» Stated task:
Extract all lines from the data beneath that include the word "Photoshop".

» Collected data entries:

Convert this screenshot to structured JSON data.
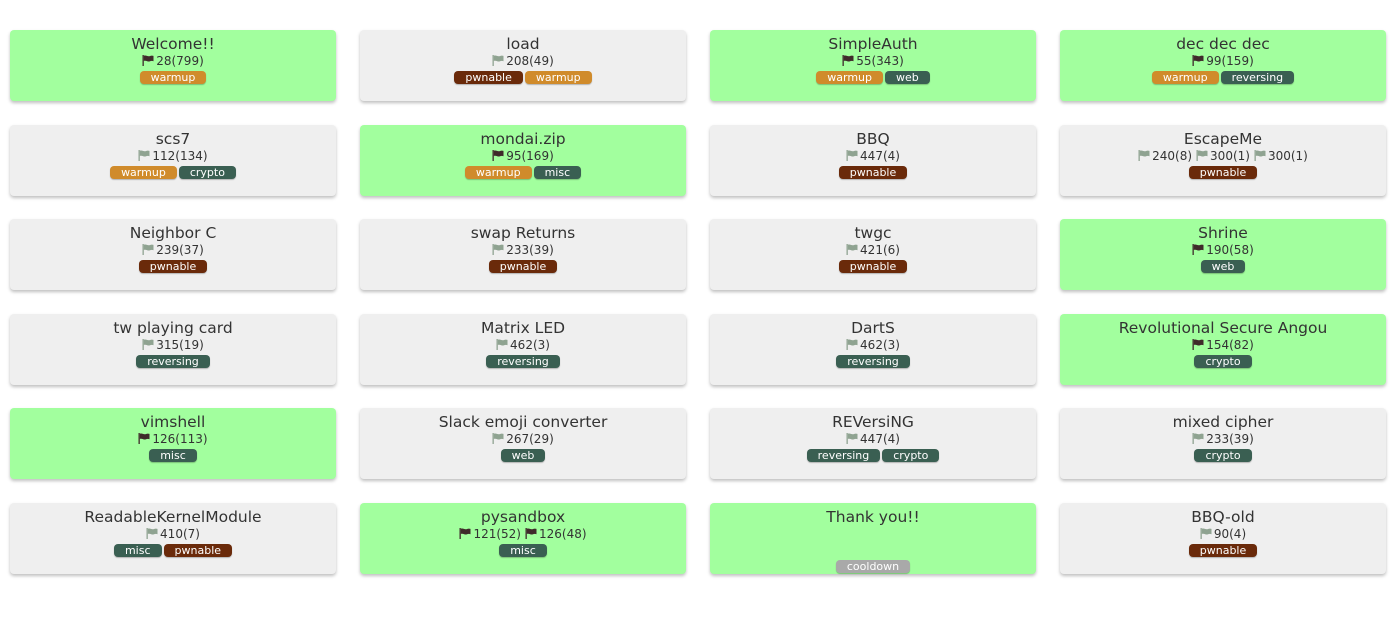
{
  "colors": {
    "solved_card": "#a2ff9e",
    "unsolved_card": "#efefef",
    "flag_solved": "#3f2a2a",
    "flag_unsolved": "#8fa391",
    "tag": {
      "warmup": "#d08b2b",
      "pwnable": "#6a2a0a",
      "web": "#3a5f52",
      "crypto": "#3a5f52",
      "misc": "#3a5f52",
      "reversing": "#3a5f52",
      "cooldown": "#a9a9a9"
    }
  },
  "challenges": [
    {
      "title": "Welcome!!",
      "solved": true,
      "scores": [
        {
          "text": "28(799)",
          "solved": true
        }
      ],
      "tags": [
        "warmup"
      ]
    },
    {
      "title": "load",
      "solved": false,
      "scores": [
        {
          "text": "208(49)",
          "solved": false
        }
      ],
      "tags": [
        "pwnable",
        "warmup"
      ]
    },
    {
      "title": "SimpleAuth",
      "solved": true,
      "scores": [
        {
          "text": "55(343)",
          "solved": true
        }
      ],
      "tags": [
        "warmup",
        "web"
      ]
    },
    {
      "title": "dec dec dec",
      "solved": true,
      "scores": [
        {
          "text": "99(159)",
          "solved": true
        }
      ],
      "tags": [
        "warmup",
        "reversing"
      ]
    },
    {
      "title": "scs7",
      "solved": false,
      "scores": [
        {
          "text": "112(134)",
          "solved": false
        }
      ],
      "tags": [
        "warmup",
        "crypto"
      ]
    },
    {
      "title": "mondai.zip",
      "solved": true,
      "scores": [
        {
          "text": "95(169)",
          "solved": true
        }
      ],
      "tags": [
        "warmup",
        "misc"
      ]
    },
    {
      "title": "BBQ",
      "solved": false,
      "scores": [
        {
          "text": "447(4)",
          "solved": false
        }
      ],
      "tags": [
        "pwnable"
      ]
    },
    {
      "title": "EscapeMe",
      "solved": false,
      "scores": [
        {
          "text": "240(8)",
          "solved": false
        },
        {
          "text": "300(1)",
          "solved": false
        },
        {
          "text": "300(1)",
          "solved": false
        }
      ],
      "tags": [
        "pwnable"
      ]
    },
    {
      "title": "Neighbor C",
      "solved": false,
      "scores": [
        {
          "text": "239(37)",
          "solved": false
        }
      ],
      "tags": [
        "pwnable"
      ]
    },
    {
      "title": "swap Returns",
      "solved": false,
      "scores": [
        {
          "text": "233(39)",
          "solved": false
        }
      ],
      "tags": [
        "pwnable"
      ]
    },
    {
      "title": "twgc",
      "solved": false,
      "scores": [
        {
          "text": "421(6)",
          "solved": false
        }
      ],
      "tags": [
        "pwnable"
      ]
    },
    {
      "title": "Shrine",
      "solved": true,
      "scores": [
        {
          "text": "190(58)",
          "solved": true
        }
      ],
      "tags": [
        "web"
      ]
    },
    {
      "title": "tw playing card",
      "solved": false,
      "scores": [
        {
          "text": "315(19)",
          "solved": false
        }
      ],
      "tags": [
        "reversing"
      ]
    },
    {
      "title": "Matrix LED",
      "solved": false,
      "scores": [
        {
          "text": "462(3)",
          "solved": false
        }
      ],
      "tags": [
        "reversing"
      ]
    },
    {
      "title": "DartS",
      "solved": false,
      "scores": [
        {
          "text": "462(3)",
          "solved": false
        }
      ],
      "tags": [
        "reversing"
      ]
    },
    {
      "title": "Revolutional Secure Angou",
      "solved": true,
      "scores": [
        {
          "text": "154(82)",
          "solved": true
        }
      ],
      "tags": [
        "crypto"
      ]
    },
    {
      "title": "vimshell",
      "solved": true,
      "scores": [
        {
          "text": "126(113)",
          "solved": true
        }
      ],
      "tags": [
        "misc"
      ]
    },
    {
      "title": "Slack emoji converter",
      "solved": false,
      "scores": [
        {
          "text": "267(29)",
          "solved": false
        }
      ],
      "tags": [
        "web"
      ]
    },
    {
      "title": "REVersiNG",
      "solved": false,
      "scores": [
        {
          "text": "447(4)",
          "solved": false
        }
      ],
      "tags": [
        "reversing",
        "crypto"
      ]
    },
    {
      "title": "mixed cipher",
      "solved": false,
      "scores": [
        {
          "text": "233(39)",
          "solved": false
        }
      ],
      "tags": [
        "crypto"
      ]
    },
    {
      "title": "ReadableKernelModule",
      "solved": false,
      "scores": [
        {
          "text": "410(7)",
          "solved": false
        }
      ],
      "tags": [
        "misc",
        "pwnable"
      ]
    },
    {
      "title": "pysandbox",
      "solved": true,
      "scores": [
        {
          "text": "121(52)",
          "solved": true
        },
        {
          "text": "126(48)",
          "solved": true
        }
      ],
      "tags": [
        "misc"
      ]
    },
    {
      "title": "Thank you!!",
      "solved": true,
      "scores": [],
      "tags": [
        "cooldown"
      ]
    },
    {
      "title": "BBQ-old",
      "solved": false,
      "scores": [
        {
          "text": "90(4)",
          "solved": false
        }
      ],
      "tags": [
        "pwnable"
      ]
    }
  ]
}
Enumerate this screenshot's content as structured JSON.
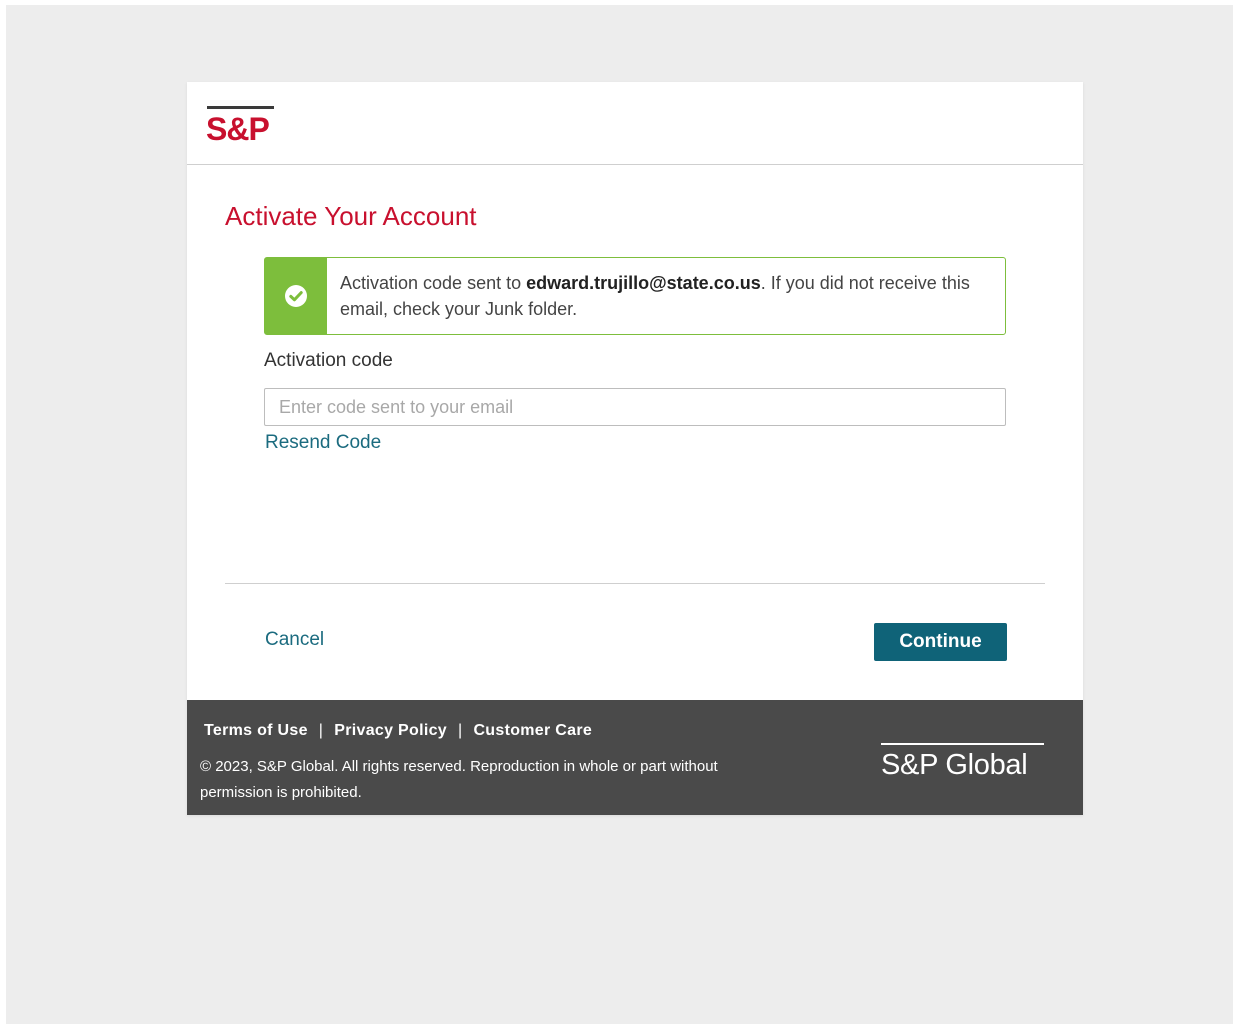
{
  "header": {
    "logo_text": "S&P"
  },
  "main": {
    "title": "Activate Your Account",
    "alert": {
      "icon": "check-circle-icon",
      "text_before": "Activation code sent to ",
      "email": "edward.trujillo@state.co.us",
      "text_after": ". If you did not receive this email, check your Junk folder."
    },
    "activation_field": {
      "label": "Activation code",
      "value": "",
      "placeholder": "Enter code sent to your email"
    },
    "resend_label": "Resend Code"
  },
  "actions": {
    "cancel_label": "Cancel",
    "continue_label": "Continue"
  },
  "footer": {
    "links": [
      "Terms of Use",
      "Privacy Policy",
      "Customer Care"
    ],
    "separator": "|",
    "copyright": "© 2023, S&P Global. All rights reserved. Reproduction in whole or part without permission is prohibited.",
    "logo_text": "S&P Global"
  },
  "colors": {
    "brand_red": "#c8102e",
    "success_green": "#7dbe3c",
    "link_teal": "#1b6b7f",
    "button_teal": "#0f6378",
    "footer_gray": "#4a4a4a",
    "page_bg": "#ededed"
  }
}
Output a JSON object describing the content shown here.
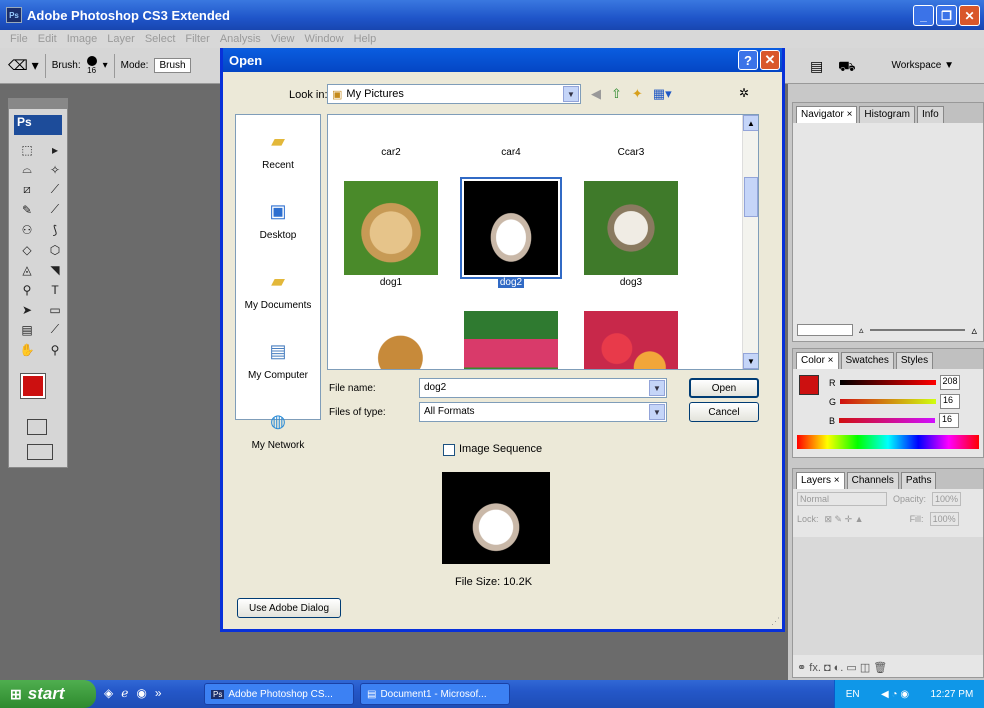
{
  "app": {
    "title": "Adobe Photoshop CS3 Extended",
    "logo": "Ps",
    "minimize": "_",
    "restore": "❐",
    "close": "✕"
  },
  "menu": [
    "File",
    "Edit",
    "Image",
    "Layer",
    "Select",
    "Filter",
    "Analysis",
    "View",
    "Window",
    "Help"
  ],
  "options": {
    "brush_label": "Brush:",
    "brush_size": "16",
    "mode_label": "Mode:",
    "mode_value": "Brush",
    "workspace": "Workspace ▼"
  },
  "toolbox": {
    "badge": "Ps",
    "fg_color": "#cc1010",
    "tools": [
      "⬚",
      "▸",
      "⌓",
      "✧",
      "⧄",
      "⟋",
      "✎",
      "⟋",
      "⚇",
      "⟆",
      "◇",
      "⬡",
      "◬",
      "◥",
      "⚲",
      "T",
      "➤",
      "▭",
      "▤",
      "⟋",
      "✋",
      "⚲"
    ]
  },
  "dialog": {
    "title": "Open",
    "help": "?",
    "close": "✕",
    "lookin_label": "Look in:",
    "lookin_value": "My Pictures",
    "places": [
      "Recent",
      "Desktop",
      "My Documents",
      "My Computer",
      "My Network"
    ],
    "files": [
      {
        "name": "car2"
      },
      {
        "name": "car4"
      },
      {
        "name": "Ccar3"
      },
      {
        "name": "dog1"
      },
      {
        "name": "dog2",
        "selected": true
      },
      {
        "name": "dog3"
      }
    ],
    "filename_label": "File name:",
    "filename_value": "dog2",
    "filetype_label": "Files of type:",
    "filetype_value": "All Formats",
    "open_button": "Open",
    "cancel_button": "Cancel",
    "image_sequence": "Image Sequence",
    "file_size": "File Size: 10.2K",
    "adobe_dialog_button": "Use Adobe Dialog"
  },
  "panels": {
    "nav_tabs": [
      "Navigator ×",
      "Histogram",
      "Info"
    ],
    "color_tabs": [
      "Color ×",
      "Swatches",
      "Styles"
    ],
    "color": {
      "r_label": "R",
      "g_label": "G",
      "b_label": "B",
      "r": "208",
      "g": "16",
      "b": "16"
    },
    "layers_tabs": [
      "Layers ×",
      "Channels",
      "Paths"
    ],
    "blend_mode": "Normal",
    "opacity_label": "Opacity:",
    "opacity_value": "100%",
    "lock_label": "Lock:",
    "fill_label": "Fill:",
    "fill_value": "100%",
    "layer_footer": "⚭  fx.  ◘  ◐.  ▭  ◫  🗑"
  },
  "taskbar": {
    "start": "start",
    "tasks": [
      "Adobe Photoshop CS...",
      "Document1 - Microsof..."
    ],
    "lang": "EN",
    "time": "12:27 PM"
  }
}
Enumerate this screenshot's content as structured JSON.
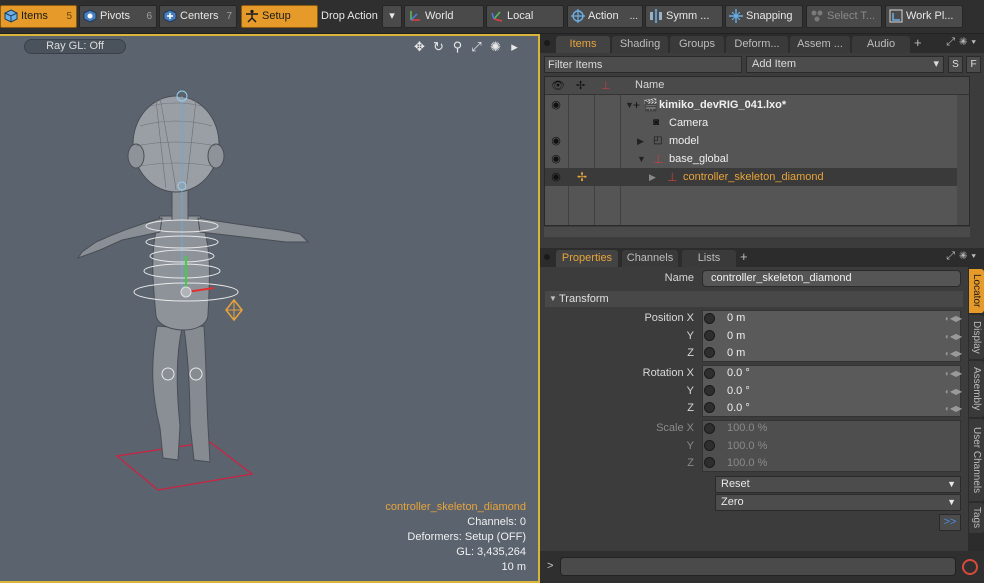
{
  "toolbar": {
    "items_label": "Items",
    "items_key": "5",
    "pivots_label": "Pivots",
    "pivots_key": "6",
    "centers_label": "Centers",
    "centers_key": "7",
    "setup_label": "Setup",
    "drop_action_label": "Drop Action",
    "world_label": "World",
    "local_label": "Local",
    "action_label": "Action",
    "action_more": "...",
    "symmetry_label": "Symm ...",
    "snapping_label": "Snapping",
    "select_through_label": "Select T...",
    "work_plane_label": "Work Pl..."
  },
  "viewport": {
    "ray_gl": "Ray GL: Off",
    "info": {
      "selected": "controller_skeleton_diamond",
      "channels": "Channels: 0",
      "deformers": "Deformers: Setup (OFF)",
      "gl": "GL: 3,435,264",
      "scale": "10 m"
    }
  },
  "top_tabs": {
    "items": "Items",
    "shading": "Shading",
    "groups": "Groups",
    "deform": "Deform...",
    "assem": "Assem ...",
    "audio": "Audio",
    "plus": "+"
  },
  "items_list": {
    "filter_placeholder": "Filter Items",
    "add_item": "Add Item",
    "s_btn": "S",
    "f_btn": "F",
    "name_header": "Name",
    "rows": [
      {
        "label": "kimiko_devRIG_041.lxo*"
      },
      {
        "label": "Camera"
      },
      {
        "label": "model"
      },
      {
        "label": "base_global"
      },
      {
        "label": "controller_skeleton_diamond"
      }
    ]
  },
  "prop_tabs": {
    "properties": "Properties",
    "channels": "Channels",
    "lists": "Lists",
    "plus": "+"
  },
  "properties": {
    "name_label": "Name",
    "name_value": "controller_skeleton_diamond",
    "transform_section": "Transform",
    "position_x_label": "Position X",
    "y_label": "Y",
    "z_label": "Z",
    "position_x": "0 m",
    "position_y": "0 m",
    "position_z": "0 m",
    "rotation_x_label": "Rotation X",
    "rotation_x": "0.0 °",
    "rotation_y": "0.0 °",
    "rotation_z": "0.0 °",
    "scale_x_label": "Scale X",
    "scale_x": "100.0 %",
    "scale_y": "100.0 %",
    "scale_z": "100.0 %",
    "reset": "Reset",
    "zero": "Zero",
    "more": ">>"
  },
  "side_tabs": {
    "locator": "Locator",
    "display": "Display",
    "assembly": "Assembly",
    "user_channels": "User Channels",
    "tags": "Tags"
  },
  "command": {
    "prompt": ">"
  },
  "colors": {
    "accent": "#e59a2a",
    "selection": "#e8a43a",
    "viewport": "#5b636e"
  }
}
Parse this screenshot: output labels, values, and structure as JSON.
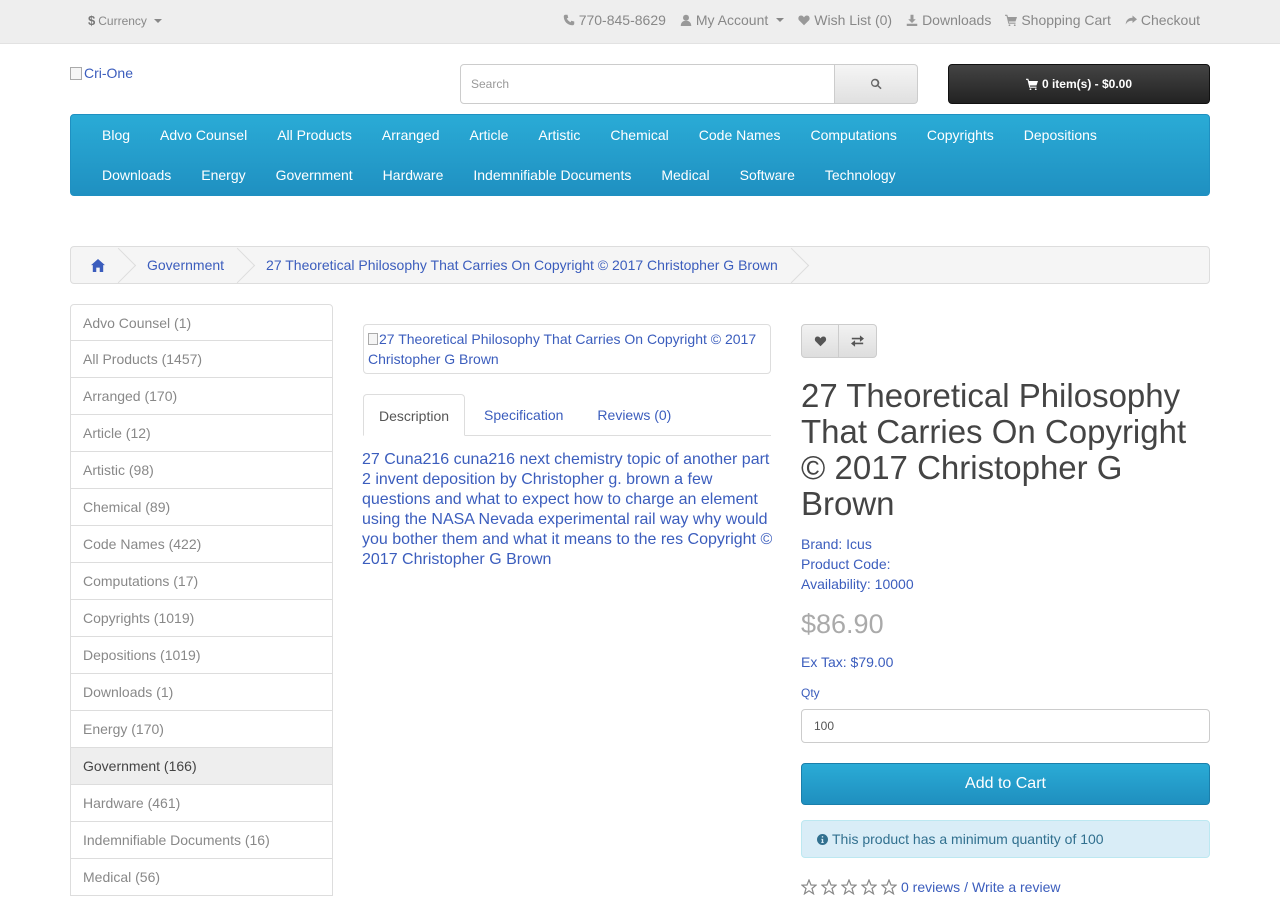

» Finished answer:
    "title": "Adobe Photoshop CS3 Extended",
      "Adobe Photoshop CS...",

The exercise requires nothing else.